[Dataset items]
○ ○ ○ ○ ○ ○ ○

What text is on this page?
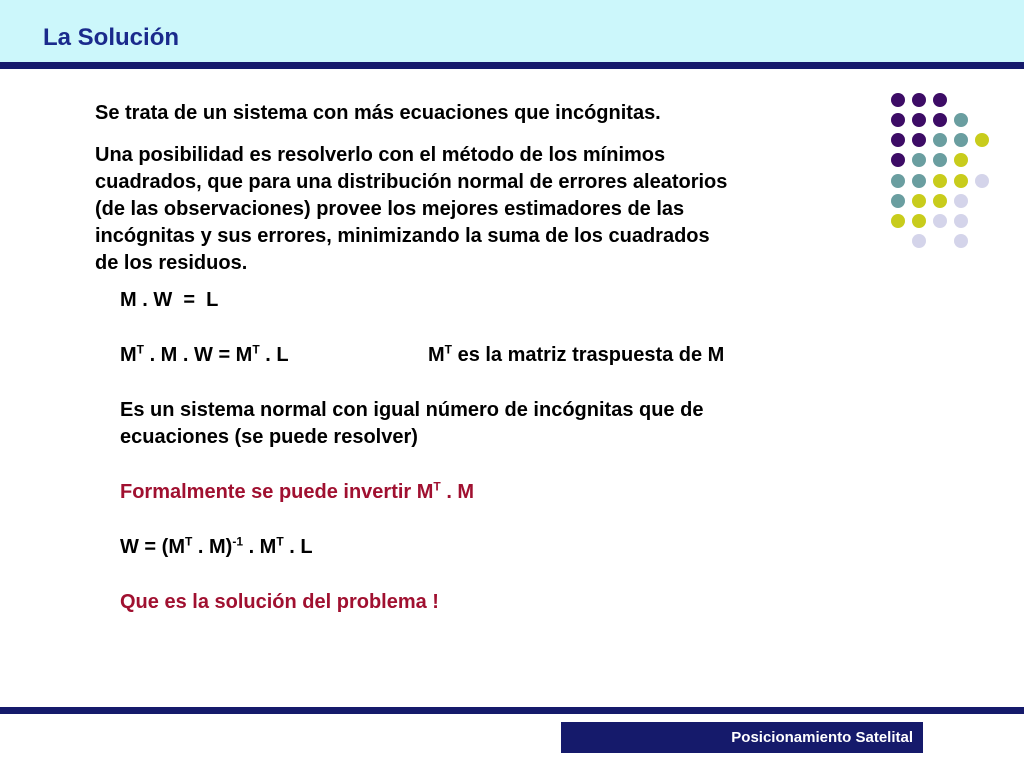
La Solución

Se trata de un sistema con más ecuaciones que incógnitas.

Una posibilidad es resolverlo con el método de los mínimos
cuadrados, que para una distribución normal de errores aleatorios
(de las observaciones) provee los mejores estimadores de las
incógnitas y sus errores, minimizando la suma de los cuadrados
de los residuos.

M . W  =  L

$M^T$ . M . $W = M^T$ . L	$M^T$ es la matriz traspuesta de M

Es un sistema normal con igual número de incógnitas que de
ecuaciones (se puede resolver)

Formalmente se puede invertir $M^T$ . M

$W = (M^T$ . M)$^{-1}$ . $M^T$ . L

Que es la solución del problema !

Posicionamiento Satelital
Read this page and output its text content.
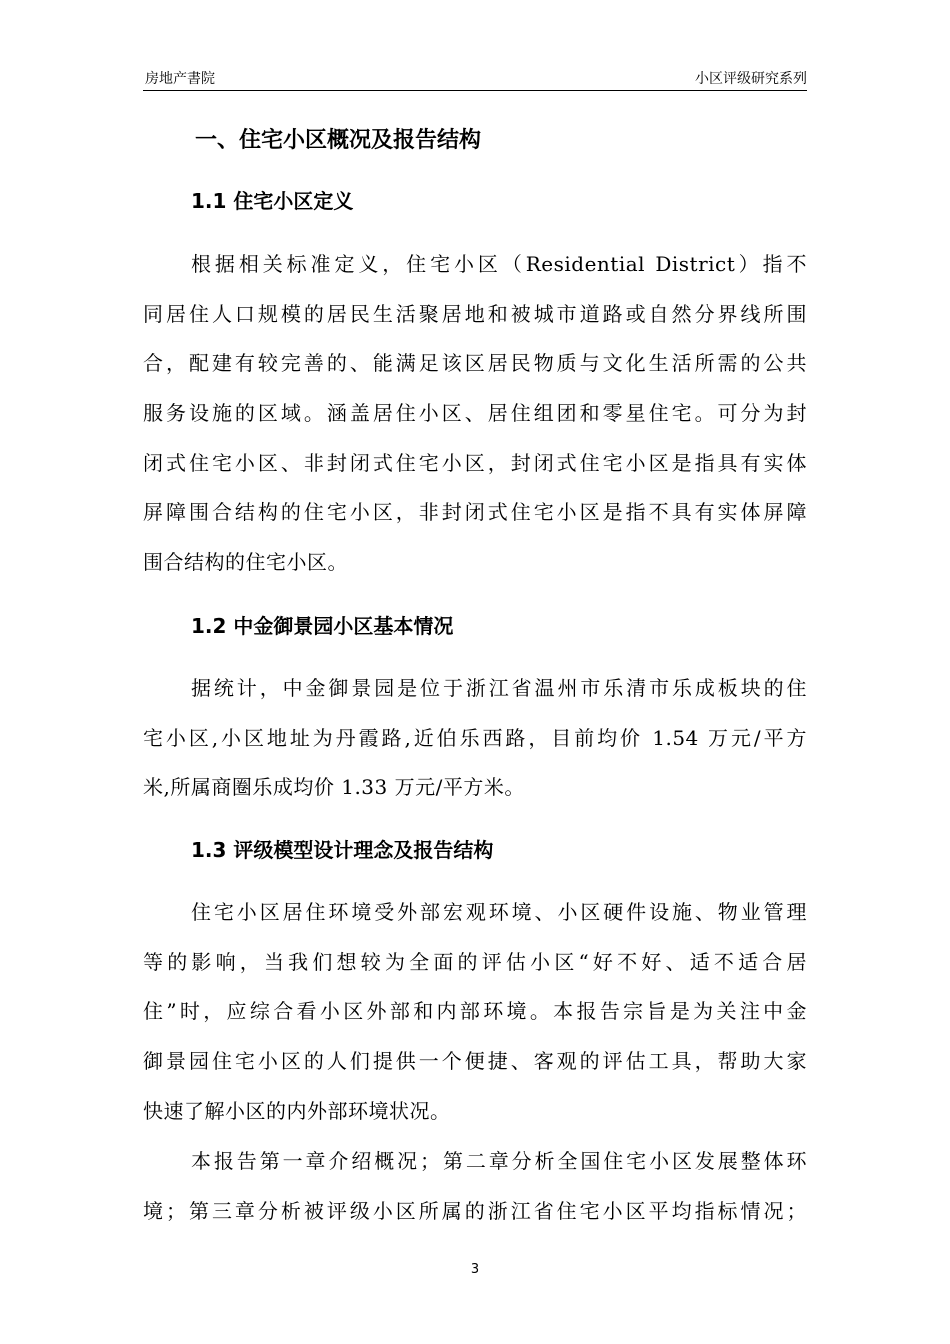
房地产書院	小区评级研究系列
一、住宅小区概况及报告结构
1.1 住宅小区定义
根据相关标准定义，住宅小区（Residential District）指不
同居住人口规模的居民生活聚居地和被城市道路或自然分界线所围
合，配建有较完善的、能满足该区居民物质与文化生活所需的公共
服务设施的区域。涵盖居住小区、居住组团和零星住宅。可分为封
闭式住宅小区、非封闭式住宅小区，封闭式住宅小区是指具有实体
屏障围合结构的住宅小区，非封闭式住宅小区是指不具有实体屏障
围合结构的住宅小区。
1.2 中金御景园小区基本情况
据统计，中金御景园是位于浙江省温州市乐清市乐成板块的住
宅小区,小区地址为丹霞路,近伯乐西路，目前均价 1.54 万元/平方
米,所属商圈乐成均价 1.33 万元/平方米。
1.3 评级模型设计理念及报告结构
住宅小区居住环境受外部宏观环境、小区硬件设施、物业管理
等的影响，当我们想较为全面的评估小区“好不好、适不适合居
住”时，应综合看小区外部和内部环境。本报告宗旨是为关注中金
御景园住宅小区的人们提供一个便捷、客观的评估工具，帮助大家
快速了解小区的内外部环境状况。
本报告第一章介绍概况；第二章分析全国住宅小区发展整体环
境；第三章分析被评级小区所属的浙江省住宅小区平均指标情况；
3
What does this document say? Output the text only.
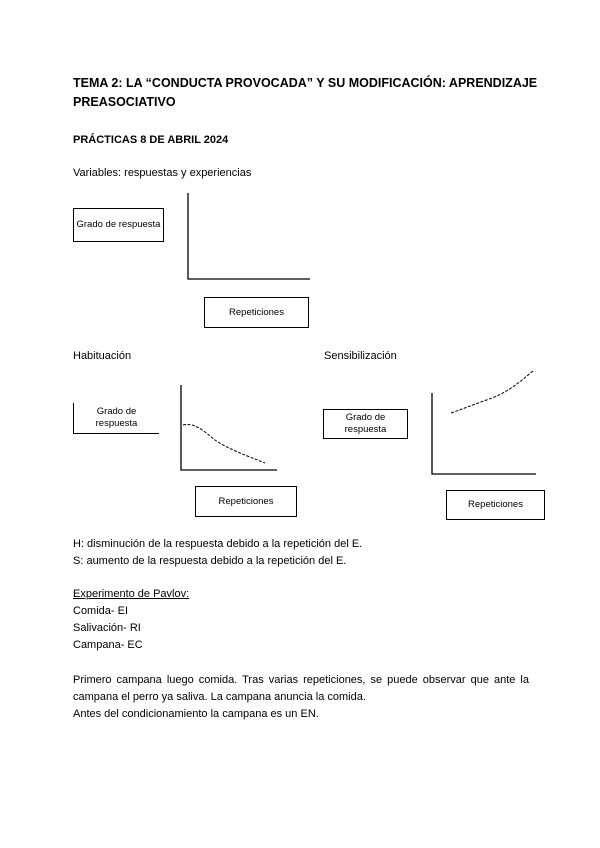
TEMA 2: LA “CONDUCTA PROVOCADA” Y SU MODIFICACIÓN: APRENDIZAJE PREASOCIATIVO
PRÁCTICAS 8 DE ABRIL 2024
Variables: respuestas y experiencias
Grado de respuesta
Repeticiones
Habituación
Grado de respuesta
Repeticiones
Sensibilización
Grado de respuesta
Repeticiones
H: disminución de la respuesta debido a la repetición del E.
S: aumento de la respuesta debido a la repetición del E.
Experimento de Pavlov:
Comida- EI
Salivación- RI
Campana- EC
Primero campana luego comida. Tras varias repeticiones, se puede observar que ante la campana el perro ya saliva. La campana anuncia la comida.
Antes del condicionamiento la campana es un EN.
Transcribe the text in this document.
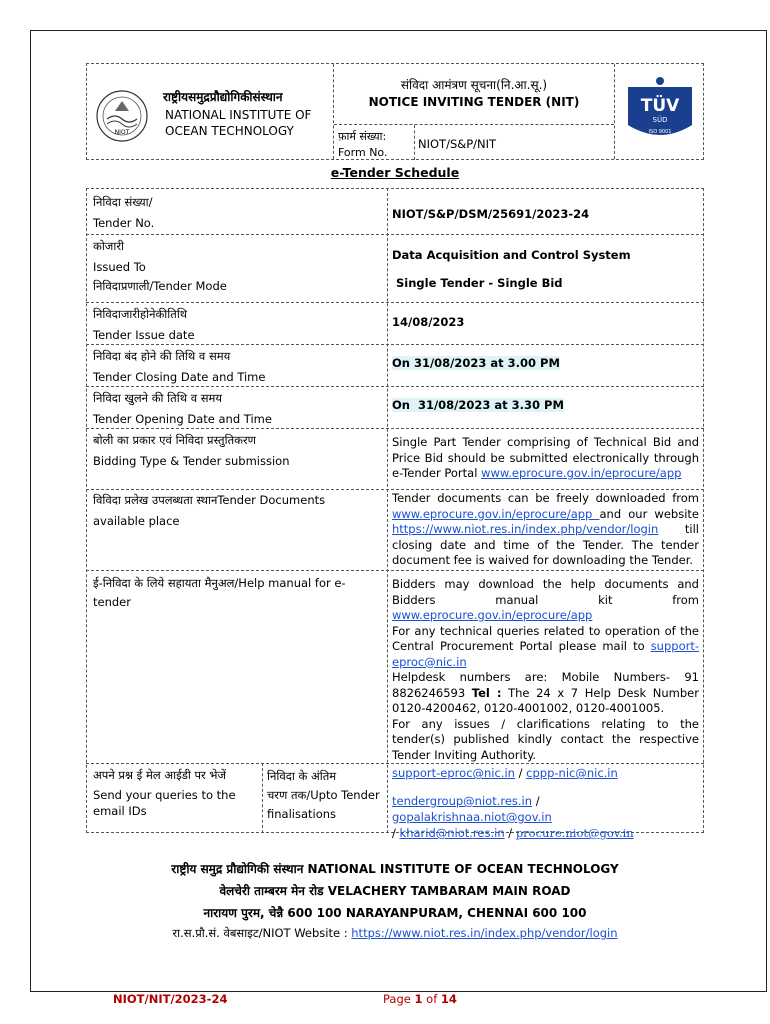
NIOT
राष्ट्रीयसमुद्रप्रौद्योगिकीसंस्थान
NATIONAL INSTITUTE OF
OCEAN TECHNOLOGY
संविदा आमंत्रण सूचना(नि.आ.सू.)
NOTICE INVITING TENDER (NIT)
फ़ार्म संख्या:
Form No.
NIOT/S&P/NIT
TÜV
SÜD
ISO 9001
e-Tender Schedule
निविदा संख्या/
Tender No.
NIOT/S&P/DSM/25691/2023-24
कोजारी
Issued To
Data Acquisition and Control System
निविदाप्रणाली/Tender Mode	Single Tender - Single Bid
निविदाजारीहोनेकीतिथि
Tender Issue date
14/08/2023
निविदा बंद होने की तिथि व समय
Tender Closing Date and Time
On 31/08/2023 at 3.00 PM
निविदा खुलने की तिथि व समय
Tender Opening Date and Time
On  31/08/2023 at 3.30 PM
बोली का प्रकार एवं निविदा प्रस्तुतिकरण
Bidding Type & Tender submission
Single Part Tender comprising of Technical Bid and Price Bid should be submitted electronically through e-Tender Portal www.eprocure.gov.in/eprocure/app
विविदा प्रलेख उपलब्धता स्थानTender Documents
available place
Tender documents can be freely downloaded from www.eprocure.gov.in/eprocure/app and our website https://www.niot.res.in/index.php/vendor/login till closing date and time of the Tender. The tender document fee is waived for downloading the Tender.
ई-निविदा के लिये सहायता मैनुअल/Help manual for e-tender
Bidders may download the help documents and Bidders manual kit from www.eprocure.gov.in/eprocure/app
For any technical queries related to operation of the Central Procurement Portal please mail to support-eproc@nic.in
Helpdesk numbers are: Mobile Numbers- 91 8826246593 Tel : The 24 x 7 Help Desk Number 0120-4200462, 0120-4001002, 0120-4001005.
For any issues / clarifications relating to the tender(s) published kindly contact the respective Tender Inviting Authority.
अपने प्रश्न ई मेल आईडी पर भेजें
Send your queries to the email IDs
निविदा के अंतिम
चरण तक/Upto Tender finalisations
support-eproc@nic.in / cppp-nic@nic.in
tendergroup@niot.res.in / gopalakrishnaa.niot@gov.in
/ kharid@niot.res.in / procure.niot@gov.in
राष्ट्रीय समुद्र प्रौद्योगिकी संस्थान NATIONAL INSTITUTE OF OCEAN TECHNOLOGY
वेलचेरी ताम्बरम मेन रोड VELACHERY TAMBARAM MAIN ROAD
नारायण पुरम, चेन्नै 600 100 NARAYANPURAM, CHENNAI 600 100
रा.स.प्रौ.सं. वेबसाइट/NIOT Website : https://www.niot.res.in/index.php/vendor/login
NIOT/NIT/2023-24	Page 1 of 14
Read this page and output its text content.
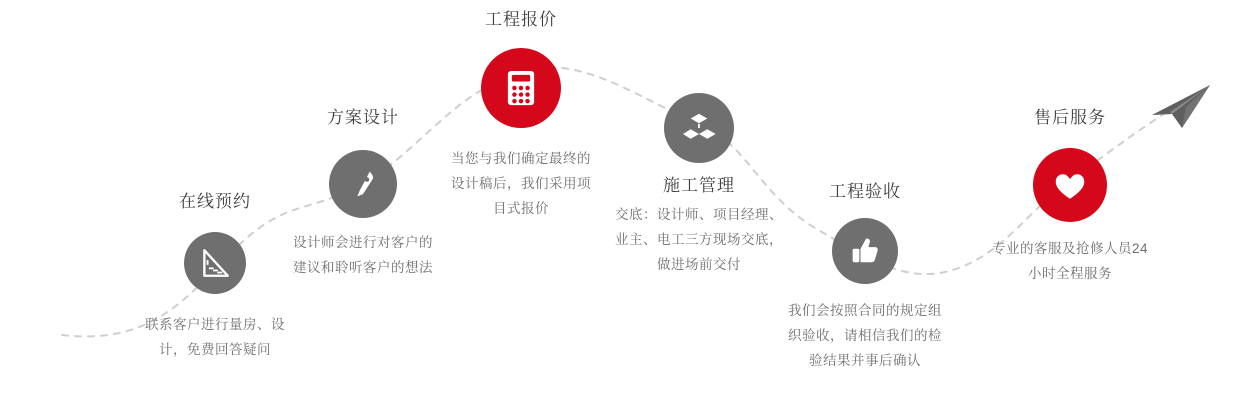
在线预约
联系客户进行量房、设计，免费回答疑问
方案设计
设计师会进行对客户的建议和聆听客户的想法
工程报价
当您与我们确定最终的设计稿后，我们采用项目式报价
施工管理
交底：设计师、项目经理、业主、电工三方现场交底，做进场前交付
工程验收
我们会按照合同的规定组织验收，请相信我们的检验结果并事后确认
售后服务
专业的客服及抢修人员24小时全程服务
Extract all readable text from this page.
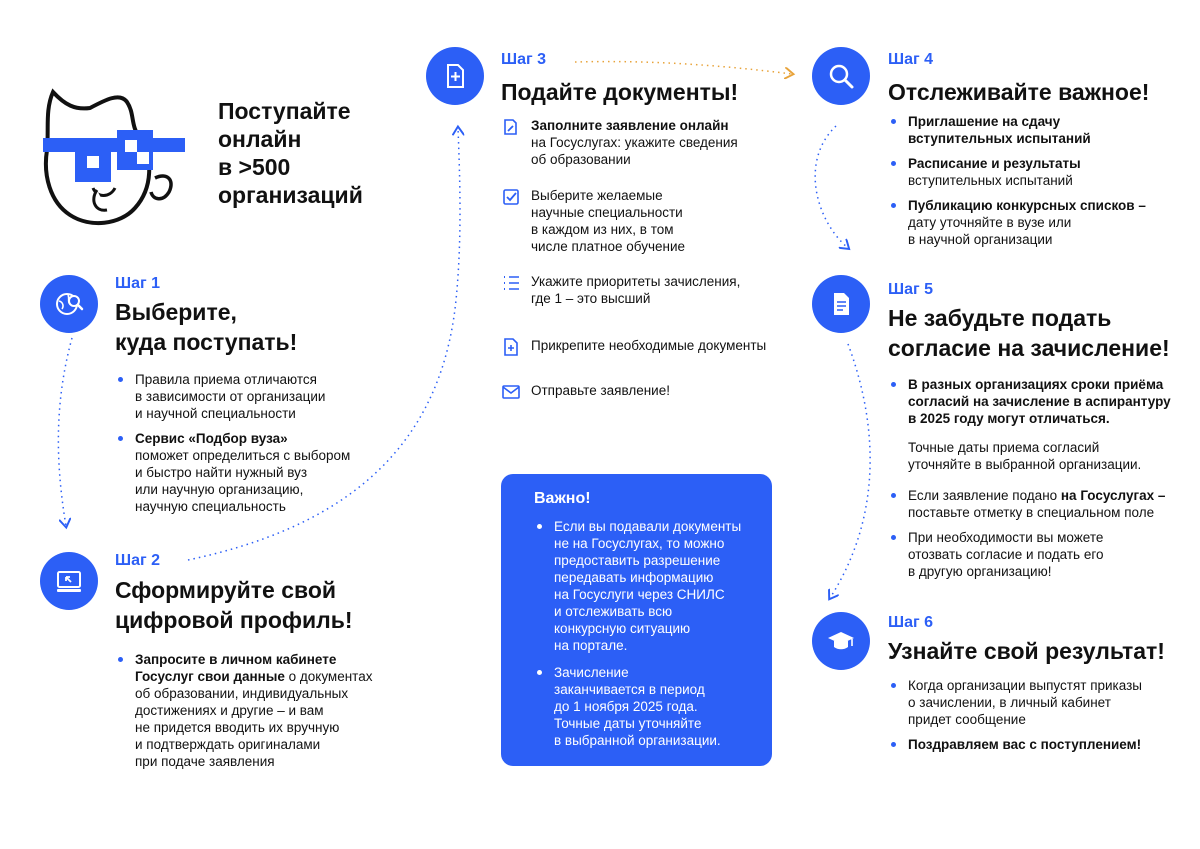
Поступайте
онлайн
в >500
организаций
Шаг 1
Выберите,
куда поступать!
Правила приема отличаются
в зависимости от организации
и научной специальности
Сервис «Подбор вуза»
поможет определиться с выбором
и быстро найти нужный вуз
или научную организацию,
научную специальность
Шаг 2
Сформируйте свой
цифровой профиль!
Запросите в личном кабинете
Госуслуг свои данные о документах
об образовании, индивидуальных
достижениях и другие – и вам
не придется вводить их вручную
и подтверждать оригиналами
при подаче заявления
Шаг 3
Подайте документы!
Заполните заявление онлайн
на Госуслугах: укажите сведения
об образовании
Выберите желаемые
научные специальности
в каждом из них, в том
числе платное обучение
Укажите приоритеты зачисления,
где 1 – это высший
Прикрепите необходимые документы
Отправьте заявление!
Важно!
Если вы подавали документы
не на Госуслугах, то можно
предоставить разрешение
передавать информацию
на Госуслуги через СНИЛС
и отслеживать всю
конкурсную ситуацию
на портале.
Зачисление
заканчивается в период
до 1 ноября 2025 года.
Точные даты уточняйте
в выбранной организации.
Шаг 4
Отслеживайте важное!
Приглашение на сдачу
вступительных испытаний
Расписание и результаты
вступительных испытаний
Публикацию конкурсных списков –
дату уточняйте в вузе или
в научной организации
Шаг 5
Не забудьте подать
согласие на зачисление!
В разных организациях сроки приёма
согласий на зачисление в аспирантуру
в 2025 году могут отличаться.
Точные даты приема согласий
уточняйте в выбранной организации.
Если заявление подано на Госуслугах –
поставьте отметку в специальном поле
При необходимости вы можете
отозвать согласие и подать его
в другую организацию!
Шаг 6
Узнайте свой результат!
Когда организации выпустят приказы
о зачислении, в личный кабинет
придет сообщение
Поздравляем вас с поступлением!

○ ○ ○ ○ ○ ○ ○

#### [Problem statement]
Repeat each entry precisely as it appears. Leave the pictures out.

#### [Solution to the exercise]
What text is on this page?
La Solución

Se trata de un sistema con más ecuaciones que incógnitas.

Una posibilidad es resolverlo con el método de los mínimos
cuadrados, que para una distribución normal de errores aleatorios
(de las observaciones) provee los mejores estimadores de las
incógnitas y sus errores, minimizando la suma de los cuadrados
de los residuos.

M . W  =  L

$M^T$ . M . $W = M^T$ . L	$M^T$ es la matriz traspuesta de M

Es un sistema normal con igual número de incógnitas que de
ecuaciones (se puede resolver)

Formalmente se puede invertir $M^T$ . M

$W = (M^T$ . M)$^{-1}$ . $M^T$ . L

Que es la solución del problema !

Posicionamiento Satelital
Read this page and output its text content.
房地产書院	小区评级研究系列
一、住宅小区概况及报告结构
1.1 住宅小区定义
根据相关标准定义，住宅小区（Residential District）指不
同居住人口规模的居民生活聚居地和被城市道路或自然分界线所围
合，配建有较完善的、能满足该区居民物质与文化生活所需的公共
服务设施的区域。涵盖居住小区、居住组团和零星住宅。可分为封
闭式住宅小区、非封闭式住宅小区，封闭式住宅小区是指具有实体
屏障围合结构的住宅小区，非封闭式住宅小区是指不具有实体屏障
围合结构的住宅小区。
1.2 中金御景园小区基本情况
据统计，中金御景园是位于浙江省温州市乐清市乐成板块的住
宅小区,小区地址为丹霞路,近伯乐西路，目前均价 1.54 万元/平方
米,所属商圈乐成均价 1.33 万元/平方米。
1.3 评级模型设计理念及报告结构
住宅小区居住环境受外部宏观环境、小区硬件设施、物业管理
等的影响，当我们想较为全面的评估小区“好不好、适不适合居
住”时，应综合看小区外部和内部环境。本报告宗旨是为关注中金
御景园住宅小区的人们提供一个便捷、客观的评估工具，帮助大家
快速了解小区的内外部环境状况。
本报告第一章介绍概况；第二章分析全国住宅小区发展整体环
境；第三章分析被评级小区所属的浙江省住宅小区平均指标情况；
3
What does this document say? Output the text only.
TEMA 2: LA “CONDUCTA PROVOCADA” Y SU MODIFICACIÓN: APRENDIZAJE PREASOCIATIVO
PRÁCTICAS 8 DE ABRIL 2024
Variables: respuestas y experiencias
Grado de respuesta
Repeticiones
Habituación
Grado de respuesta
Repeticiones
Sensibilización
Grado de respuesta
Repeticiones
H: disminución de la respuesta debido a la repetición del E.
S: aumento de la respuesta debido a la repetición del E.
Experimento de Pavlov:
Comida- EI
Salivación- RI
Campana- EC
Primero campana luego comida. Tras varias repeticiones, se puede observar que ante la campana el perro ya saliva. La campana anuncia la comida.
Antes del condicionamiento la campana es un EN.
Transcribe the text in this document.
NIOT
राष्ट्रीयसमुद्रप्रौद्योगिकीसंस्थान
NATIONAL INSTITUTE OF
OCEAN TECHNOLOGY
संविदा आमंत्रण सूचना(नि.आ.सू.)
NOTICE INVITING TENDER (NIT)
फ़ार्म संख्या:
Form No.
NIOT/S&P/NIT
TÜV
SÜD
ISO 9001
e-Tender Schedule
निविदा संख्या/
Tender No.
NIOT/S&P/DSM/25691/2023-24
कोजारी
Issued To
Data Acquisition and Control System
निविदाप्रणाली/Tender Mode	Single Tender - Single Bid
निविदाजारीहोनेकीतिथि
Tender Issue date
14/08/2023
निविदा बंद होने की तिथि व समय
Tender Closing Date and Time
On 31/08/2023 at 3.00 PM
निविदा खुलने की तिथि व समय
Tender Opening Date and Time
On  31/08/2023 at 3.30 PM
बोली का प्रकार एवं निविदा प्रस्तुतिकरण
Bidding Type & Tender submission
Single Part Tender comprising of Technical Bid and Price Bid should be submitted electronically through e-Tender Portal www.eprocure.gov.in/eprocure/app
विविदा प्रलेख उपलब्धता स्थानTender Documents
available place
Tender documents can be freely downloaded from www.eprocure.gov.in/eprocure/app and our website https://www.niot.res.in/index.php/vendor/login till closing date and time of the Tender. The tender document fee is waived for downloading the Tender.
ई-निविदा के लिये सहायता मैनुअल/Help manual for e-tender
Bidders may download the help documents and Bidders manual kit from www.eprocure.gov.in/eprocure/app
For any technical queries related to operation of the Central Procurement Portal please mail to support-eproc@nic.in
Helpdesk numbers are: Mobile Numbers- 91 8826246593 Tel : The 24 x 7 Help Desk Number 0120-4200462, 0120-4001002, 0120-4001005.
For any issues / clarifications relating to the tender(s) published kindly contact the respective Tender Inviting Authority.
अपने प्रश्न ई मेल आईडी पर भेजें
Send your queries to the email IDs
निविदा के अंतिम
चरण तक/Upto Tender finalisations
support-eproc@nic.in / cppp-nic@nic.in
tendergroup@niot.res.in / gopalakrishnaa.niot@gov.in
/ kharid@niot.res.in / procure.niot@gov.in
राष्ट्रीय समुद्र प्रौद्योगिकी संस्थान NATIONAL INSTITUTE OF OCEAN TECHNOLOGY
वेलचेरी ताम्बरम मेन रोड VELACHERY TAMBARAM MAIN ROAD
नारायण पुरम, चेन्नै 600 100 NARAYANPURAM, CHENNAI 600 100
रा.स.प्रौ.सं. वेबसाइट/NIOT Website : https://www.niot.res.in/index.php/vendor/login
NIOT/NIT/2023-24	Page 1 of 14
Read this page and output its text content.
在线预约
联系客户进行量房、设计，免费回答疑问
方案设计
设计师会进行对客户的建议和聆听客户的想法
工程报价
当您与我们确定最终的设计稿后，我们采用项目式报价
施工管理
交底：设计师、项目经理、业主、电工三方现场交底，做进场前交付
工程验收
我们会按照合同的规定组织验收，请相信我们的检验结果并事后确认
售后服务
专业的客服及抢修人员24小时全程服务
Extract all readable text from this page.
Поступайте
онлайн
в >500
организаций
Шаг 1
Выберите,
куда поступать!
Правила приема отличаются
в зависимости от организации
и научной специальности
Сервис «Подбор вуза»
поможет определиться с выбором
и быстро найти нужный вуз
или научную организацию,
научную специальность
Шаг 2
Сформируйте свой
цифровой профиль!
Запросите в личном кабинете
Госуслуг свои данные о документах
об образовании, индивидуальных
достижениях и другие – и вам
не придется вводить их вручную
и подтверждать оригиналами
при подаче заявления
Шаг 3
Подайте документы!
Заполните заявление онлайн
на Госуслугах: укажите сведения
об образовании
Выберите желаемые
научные специальности
в каждом из них, в том
числе платное обучение
Укажите приоритеты зачисления,
где 1 – это высший
Прикрепите необходимые документы
Отправьте заявление!
Важно!
Если вы подавали документы
не на Госуслугах, то можно
предоставить разрешение
передавать информацию
на Госуслуги через СНИЛС
и отслеживать всю
конкурсную ситуацию
на портале.
Зачисление
заканчивается в период
до 1 ноября 2025 года.
Точные даты уточняйте
в выбранной организации.
Шаг 4
Отслеживайте важное!
Приглашение на сдачу
вступительных испытаний
Расписание и результаты
вступительных испытаний
Публикацию конкурсных списков –
дату уточняйте в вузе или
в научной организации
Шаг 5
Не забудьте подать
согласие на зачисление!
В разных организациях сроки приёма
согласий на зачисление в аспирантуру
в 2025 году могут отличаться.
Точные даты приема согласий
уточняйте в выбранной организации.
Если заявление подано на Госуслугах –
поставьте отметку в специальном поле
При необходимости вы можете
отозвать согласие и подать его
в другую организацию!
Шаг 6
Узнайте свой результат!
Когда организации выпустят приказы
о зачислении, в личный кабинет
придет сообщение
Поздравляем вас с поступлением!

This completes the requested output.